_Цель упражнения:_
По отрывку ответьте на вопросы, помечая ответы теми же номерами.
1. Какую азбуку взяла Валентина Павловна для уроков?
2. Из какого города была ассистентка преподавателя-коммуниста?
3. В каком году Екатерина Леонидовна переехала с мужем во Францию?

А я так увлёкся! Уроки были построены так, будто я русский: идеальная ситуация, чтобы полностью погрузиться в язык. Валентина Павловна взяла старую, дореволюционную азбуку, и я стал писать. Их дом был настоящим проходным двором: приходили какие-то русские люди, офицеры. Однажды прихожу, они пьют чай, среди гостей – чернокожая дама. Оказалось, её отец, циркач из Эфиопии, влюбился в русскую, вот так родилась темнокожая белоэмигрантка.

Моя учительница радовалась, что уроки дают плоды. В каком-то смысле я стал её шедевром. Однажды она мне даже сказала: «У тебя будет русская судьба». Как в воду глядела…

Через год моих занятий с Валентиной Павловной к папе на работе подошёл преподаватель древнегреческого и латыни, который решил преподавать ещё и русский язык. Этот человек сказал папе: мне нужны ученики для дополнительных часов, может твой сын приходить ко мне на занятия? Папа ему ответил: по-моему, мой сын уже говорит и пишет по-русски. Тот очень удивился: «Как?!»

Вы освоили русский язык всего за год?

– Естественно. Я же пропадал там! Тем не менее я пошёл на эти занятия. А он ни бум-бум по-русски! А я по-русски говорю уже свободно, наизусть читаю «У лукоморья дуб зелёный…».

У этого преподавателя-коммуниста была ассистентка, милая дама из Харькова. Муж – поручик, белогвардеец. Эта дама – у неё не было детей – стала моей духовной матерью. Звали её Екатерина Леонидовна Таубер.

Она была поэтессой. О ней писал Ходасевич. У неё была переписка с Гиппиус, которую она мне подарила. Гиппиус её откопала, когда Екатерина Леонидовна жила ещё в Белграде, куда в 1920 году эмигрировала вместе с семьёй. Потом она вышла замуж и в 1936 году переехала с мужем во Францию. Её как поэта очень уважали Бунин, Ремизов, Зайцев. Екатерина Леонидовна была религиозна, очень скромна, немножко не от мира сего, но она знала, кто она: хороший поэт, прозаик, автор замечательных литературно-критических статей о Зайцеве, о Бунине.

Встреча с этими двумя женщинами, Валентиной Павловной Рассудовской и Екатериной Леонидовной Таубер, и предопределила мою дальнейшую судьбу. Благодаря им я считаю себя отчасти русским.

_Исходные данные:_
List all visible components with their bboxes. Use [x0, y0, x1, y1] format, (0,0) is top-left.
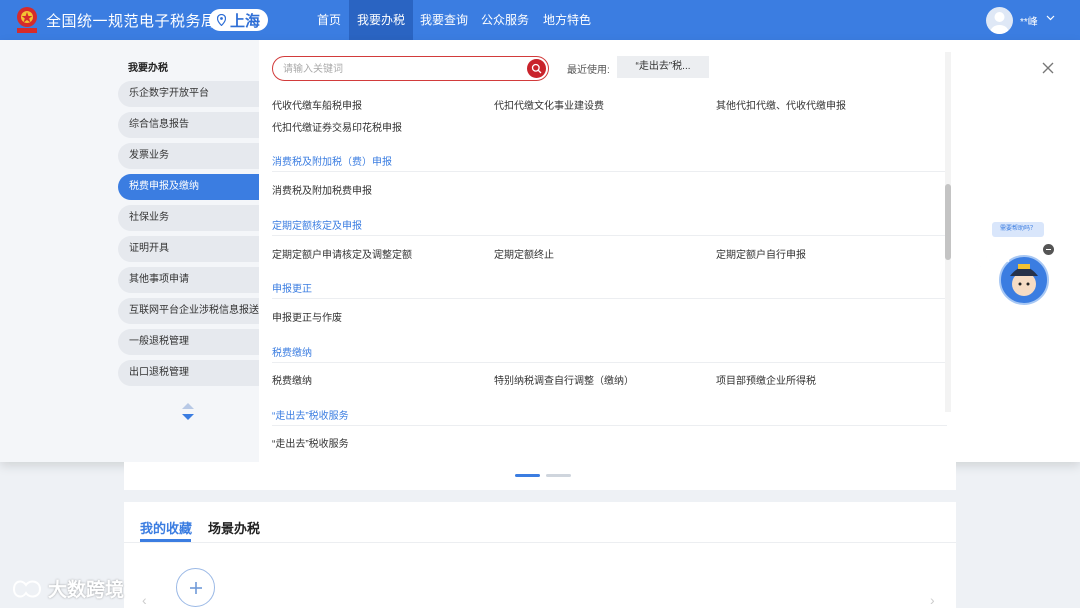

_Ответ:_
1. Старую, дореволюционную.
2. Из Харькова.
3. В 1936 году.